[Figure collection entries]
>>

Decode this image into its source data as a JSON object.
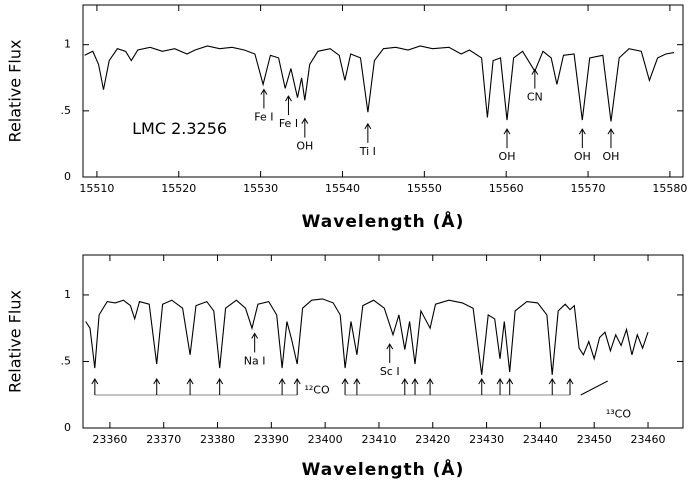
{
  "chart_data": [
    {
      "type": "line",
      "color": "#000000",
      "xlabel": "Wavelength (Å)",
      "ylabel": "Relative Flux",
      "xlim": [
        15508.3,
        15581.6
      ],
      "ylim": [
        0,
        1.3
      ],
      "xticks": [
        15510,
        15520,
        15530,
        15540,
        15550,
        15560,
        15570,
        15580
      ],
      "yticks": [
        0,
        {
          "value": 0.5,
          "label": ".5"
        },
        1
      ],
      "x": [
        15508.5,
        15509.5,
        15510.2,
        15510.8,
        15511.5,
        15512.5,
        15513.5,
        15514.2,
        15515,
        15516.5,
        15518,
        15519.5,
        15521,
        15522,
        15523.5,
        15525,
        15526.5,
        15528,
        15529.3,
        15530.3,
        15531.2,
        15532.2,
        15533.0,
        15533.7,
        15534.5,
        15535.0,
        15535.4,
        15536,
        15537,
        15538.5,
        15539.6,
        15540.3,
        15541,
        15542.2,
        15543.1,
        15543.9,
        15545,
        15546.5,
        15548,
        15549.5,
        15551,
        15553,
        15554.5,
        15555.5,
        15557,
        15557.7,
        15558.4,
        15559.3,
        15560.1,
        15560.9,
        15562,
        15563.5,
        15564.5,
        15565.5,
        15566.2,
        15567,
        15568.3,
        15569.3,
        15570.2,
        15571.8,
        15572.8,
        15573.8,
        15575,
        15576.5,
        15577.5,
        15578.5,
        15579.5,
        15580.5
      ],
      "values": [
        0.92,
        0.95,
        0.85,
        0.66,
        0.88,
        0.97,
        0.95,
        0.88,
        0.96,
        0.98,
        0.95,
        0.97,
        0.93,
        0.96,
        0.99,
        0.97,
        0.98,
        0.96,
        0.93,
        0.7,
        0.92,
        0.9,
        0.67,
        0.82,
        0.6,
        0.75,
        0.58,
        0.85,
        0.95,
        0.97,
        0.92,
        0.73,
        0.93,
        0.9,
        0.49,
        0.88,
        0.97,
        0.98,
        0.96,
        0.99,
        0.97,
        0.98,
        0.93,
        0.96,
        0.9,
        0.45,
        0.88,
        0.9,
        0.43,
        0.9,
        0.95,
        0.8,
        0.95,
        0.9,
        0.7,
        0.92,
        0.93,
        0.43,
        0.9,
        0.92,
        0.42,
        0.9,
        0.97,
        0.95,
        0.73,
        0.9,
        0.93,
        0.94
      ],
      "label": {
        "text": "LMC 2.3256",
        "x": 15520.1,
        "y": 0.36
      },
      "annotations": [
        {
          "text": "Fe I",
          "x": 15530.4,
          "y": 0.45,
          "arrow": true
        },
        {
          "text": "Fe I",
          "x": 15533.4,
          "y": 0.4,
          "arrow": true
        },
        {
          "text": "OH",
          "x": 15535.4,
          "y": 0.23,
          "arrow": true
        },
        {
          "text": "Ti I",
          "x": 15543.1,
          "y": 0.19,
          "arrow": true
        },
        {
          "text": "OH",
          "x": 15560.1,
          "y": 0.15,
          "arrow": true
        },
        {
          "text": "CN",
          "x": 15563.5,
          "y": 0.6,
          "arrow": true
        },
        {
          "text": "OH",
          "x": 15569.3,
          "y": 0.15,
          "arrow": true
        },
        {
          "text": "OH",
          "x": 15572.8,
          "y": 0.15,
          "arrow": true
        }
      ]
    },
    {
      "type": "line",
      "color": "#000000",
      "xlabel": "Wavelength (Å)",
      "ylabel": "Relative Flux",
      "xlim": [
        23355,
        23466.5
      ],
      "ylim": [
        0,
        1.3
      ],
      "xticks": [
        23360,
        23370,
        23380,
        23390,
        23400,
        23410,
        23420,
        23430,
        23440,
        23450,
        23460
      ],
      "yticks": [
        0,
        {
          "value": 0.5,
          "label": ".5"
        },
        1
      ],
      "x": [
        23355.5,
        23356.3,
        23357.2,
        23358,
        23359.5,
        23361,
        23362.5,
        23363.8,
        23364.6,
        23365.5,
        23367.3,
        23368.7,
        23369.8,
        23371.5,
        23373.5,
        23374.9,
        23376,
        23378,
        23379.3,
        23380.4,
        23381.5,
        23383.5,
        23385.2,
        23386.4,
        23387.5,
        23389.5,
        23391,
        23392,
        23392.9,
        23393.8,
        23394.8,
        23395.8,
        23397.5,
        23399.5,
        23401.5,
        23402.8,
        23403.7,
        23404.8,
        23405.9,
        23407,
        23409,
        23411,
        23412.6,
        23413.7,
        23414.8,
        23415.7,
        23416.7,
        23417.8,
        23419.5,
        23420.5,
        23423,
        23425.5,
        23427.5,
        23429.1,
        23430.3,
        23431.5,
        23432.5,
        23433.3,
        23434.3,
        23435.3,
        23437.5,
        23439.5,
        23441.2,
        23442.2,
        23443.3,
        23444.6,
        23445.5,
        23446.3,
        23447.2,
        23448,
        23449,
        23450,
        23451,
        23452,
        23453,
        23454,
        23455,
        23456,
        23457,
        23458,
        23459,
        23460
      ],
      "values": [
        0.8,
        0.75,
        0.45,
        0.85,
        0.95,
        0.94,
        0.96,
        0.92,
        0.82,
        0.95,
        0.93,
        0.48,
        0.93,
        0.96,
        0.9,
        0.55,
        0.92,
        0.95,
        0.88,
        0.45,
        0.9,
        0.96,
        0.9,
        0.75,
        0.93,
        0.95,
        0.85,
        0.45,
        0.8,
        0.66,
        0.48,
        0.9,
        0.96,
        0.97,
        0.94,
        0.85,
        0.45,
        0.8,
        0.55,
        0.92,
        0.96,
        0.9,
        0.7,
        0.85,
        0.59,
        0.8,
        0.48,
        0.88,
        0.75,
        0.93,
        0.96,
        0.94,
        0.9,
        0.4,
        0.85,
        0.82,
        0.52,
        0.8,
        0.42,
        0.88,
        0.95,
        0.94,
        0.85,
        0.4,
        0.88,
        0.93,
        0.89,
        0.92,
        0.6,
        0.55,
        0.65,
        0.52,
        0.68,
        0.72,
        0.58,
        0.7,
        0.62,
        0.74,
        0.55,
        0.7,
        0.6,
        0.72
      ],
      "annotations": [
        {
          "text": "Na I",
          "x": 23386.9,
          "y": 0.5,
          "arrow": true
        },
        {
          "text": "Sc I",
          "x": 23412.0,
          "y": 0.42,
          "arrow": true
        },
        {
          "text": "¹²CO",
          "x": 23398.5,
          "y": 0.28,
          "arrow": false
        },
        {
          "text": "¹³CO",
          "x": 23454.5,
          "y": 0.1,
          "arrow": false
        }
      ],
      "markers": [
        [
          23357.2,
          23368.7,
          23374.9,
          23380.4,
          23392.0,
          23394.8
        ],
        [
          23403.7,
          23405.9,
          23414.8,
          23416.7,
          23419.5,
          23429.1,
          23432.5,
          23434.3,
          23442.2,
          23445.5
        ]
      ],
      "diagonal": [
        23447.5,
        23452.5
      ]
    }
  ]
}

<<

-- Your objective --
Repeat the listing verbatim. Skip the pictures.

-- Expected answer --
Decode this image into its source data as a JSON object.
{
  "chart_data": [
    {
      "type": "line",
      "color": "#000000",
      "xlabel": "Wavelength (Å)",
      "ylabel": "Relative Flux",
      "xlim": [
        15508.3,
        15581.6
      ],
      "ylim": [
        0,
        1.3
      ],
      "xticks": [
        15510,
        15520,
        15530,
        15540,
        15550,
        15560,
        15570,
        15580
      ],
      "yticks": [
        0,
        {
          "value": 0.5,
          "label": ".5"
        },
        1
      ],
      "x": [
        15508.5,
        15509.5,
        15510.2,
        15510.8,
        15511.5,
        15512.5,
        15513.5,
        15514.2,
        15515,
        15516.5,
        15518,
        15519.5,
        15521,
        15522,
        15523.5,
        15525,
        15526.5,
        15528,
        15529.3,
        15530.3,
        15531.2,
        15532.2,
        15533.0,
        15533.7,
        15534.5,
        15535.0,
        15535.4,
        15536,
        15537,
        15538.5,
        15539.6,
        15540.3,
        15541,
        15542.2,
        15543.1,
        15543.9,
        15545,
        15546.5,
        15548,
        15549.5,
        15551,
        15553,
        15554.5,
        15555.5,
        15557,
        15557.7,
        15558.4,
        15559.3,
        15560.1,
        15560.9,
        15562,
        15563.5,
        15564.5,
        15565.5,
        15566.2,
        15567,
        15568.3,
        15569.3,
        15570.2,
        15571.8,
        15572.8,
        15573.8,
        15575,
        15576.5,
        15577.5,
        15578.5,
        15579.5,
        15580.5
      ],
      "values": [
        0.92,
        0.95,
        0.85,
        0.66,
        0.88,
        0.97,
        0.95,
        0.88,
        0.96,
        0.98,
        0.95,
        0.97,
        0.93,
        0.96,
        0.99,
        0.97,
        0.98,
        0.96,
        0.93,
        0.7,
        0.92,
        0.9,
        0.67,
        0.82,
        0.6,
        0.75,
        0.58,
        0.85,
        0.95,
        0.97,
        0.92,
        0.73,
        0.93,
        0.9,
        0.49,
        0.88,
        0.97,
        0.98,
        0.96,
        0.99,
        0.97,
        0.98,
        0.93,
        0.96,
        0.9,
        0.45,
        0.88,
        0.9,
        0.43,
        0.9,
        0.95,
        0.8,
        0.95,
        0.9,
        0.7,
        0.92,
        0.93,
        0.43,
        0.9,
        0.92,
        0.42,
        0.9,
        0.97,
        0.95,
        0.73,
        0.9,
        0.93,
        0.94
      ],
      "label": {
        "text": "LMC 2.3256",
        "x": 15520.1,
        "y": 0.36
      },
      "annotations": [
        {
          "text": "Fe I",
          "x": 15530.4,
          "y": 0.45,
          "arrow": true
        },
        {
          "text": "Fe I",
          "x": 15533.4,
          "y": 0.4,
          "arrow": true
        },
        {
          "text": "OH",
          "x": 15535.4,
          "y": 0.23,
          "arrow": true
        },
        {
          "text": "Ti I",
          "x": 15543.1,
          "y": 0.19,
          "arrow": true
        },
        {
          "text": "OH",
          "x": 15560.1,
          "y": 0.15,
          "arrow": true
        },
        {
          "text": "CN",
          "x": 15563.5,
          "y": 0.6,
          "arrow": true
        },
        {
          "text": "OH",
          "x": 15569.3,
          "y": 0.15,
          "arrow": true
        },
        {
          "text": "OH",
          "x": 15572.8,
          "y": 0.15,
          "arrow": true
        }
      ]
    },
    {
      "type": "line",
      "color": "#000000",
      "xlabel": "Wavelength (Å)",
      "ylabel": "Relative Flux",
      "xlim": [
        23355,
        23466.5
      ],
      "ylim": [
        0,
        1.3
      ],
      "xticks": [
        23360,
        23370,
        23380,
        23390,
        23400,
        23410,
        23420,
        23430,
        23440,
        23450,
        23460
      ],
      "yticks": [
        0,
        {
          "value": 0.5,
          "label": ".5"
        },
        1
      ],
      "x": [
        23355.5,
        23356.3,
        23357.2,
        23358,
        23359.5,
        23361,
        23362.5,
        23363.8,
        23364.6,
        23365.5,
        23367.3,
        23368.7,
        23369.8,
        23371.5,
        23373.5,
        23374.9,
        23376,
        23378,
        23379.3,
        23380.4,
        23381.5,
        23383.5,
        23385.2,
        23386.4,
        23387.5,
        23389.5,
        23391,
        23392,
        23392.9,
        23393.8,
        23394.8,
        23395.8,
        23397.5,
        23399.5,
        23401.5,
        23402.8,
        23403.7,
        23404.8,
        23405.9,
        23407,
        23409,
        23411,
        23412.6,
        23413.7,
        23414.8,
        23415.7,
        23416.7,
        23417.8,
        23419.5,
        23420.5,
        23423,
        23425.5,
        23427.5,
        23429.1,
        23430.3,
        23431.5,
        23432.5,
        23433.3,
        23434.3,
        23435.3,
        23437.5,
        23439.5,
        23441.2,
        23442.2,
        23443.3,
        23444.6,
        23445.5,
        23446.3,
        23447.2,
        23448,
        23449,
        23450,
        23451,
        23452,
        23453,
        23454,
        23455,
        23456,
        23457,
        23458,
        23459,
        23460
      ],
      "values": [
        0.8,
        0.75,
        0.45,
        0.85,
        0.95,
        0.94,
        0.96,
        0.92,
        0.82,
        0.95,
        0.93,
        0.48,
        0.93,
        0.96,
        0.9,
        0.55,
        0.92,
        0.95,
        0.88,
        0.45,
        0.9,
        0.96,
        0.9,
        0.75,
        0.93,
        0.95,
        0.85,
        0.45,
        0.8,
        0.66,
        0.48,
        0.9,
        0.96,
        0.97,
        0.94,
        0.85,
        0.45,
        0.8,
        0.55,
        0.92,
        0.96,
        0.9,
        0.7,
        0.85,
        0.59,
        0.8,
        0.48,
        0.88,
        0.75,
        0.93,
        0.96,
        0.94,
        0.9,
        0.4,
        0.85,
        0.82,
        0.52,
        0.8,
        0.42,
        0.88,
        0.95,
        0.94,
        0.85,
        0.4,
        0.88,
        0.93,
        0.89,
        0.92,
        0.6,
        0.55,
        0.65,
        0.52,
        0.68,
        0.72,
        0.58,
        0.7,
        0.62,
        0.74,
        0.55,
        0.7,
        0.6,
        0.72
      ],
      "annotations": [
        {
          "text": "Na I",
          "x": 23386.9,
          "y": 0.5,
          "arrow": true
        },
        {
          "text": "Sc I",
          "x": 23412.0,
          "y": 0.42,
          "arrow": true
        },
        {
          "text": "¹²CO",
          "x": 23398.5,
          "y": 0.28,
          "arrow": false
        },
        {
          "text": "¹³CO",
          "x": 23454.5,
          "y": 0.1,
          "arrow": false
        }
      ],
      "markers": [
        [
          23357.2,
          23368.7,
          23374.9,
          23380.4,
          23392.0,
          23394.8
        ],
        [
          23403.7,
          23405.9,
          23414.8,
          23416.7,
          23419.5,
          23429.1,
          23432.5,
          23434.3,
          23442.2,
          23445.5
        ]
      ],
      "diagonal": [
        23447.5,
        23452.5
      ]
    }
  ]
}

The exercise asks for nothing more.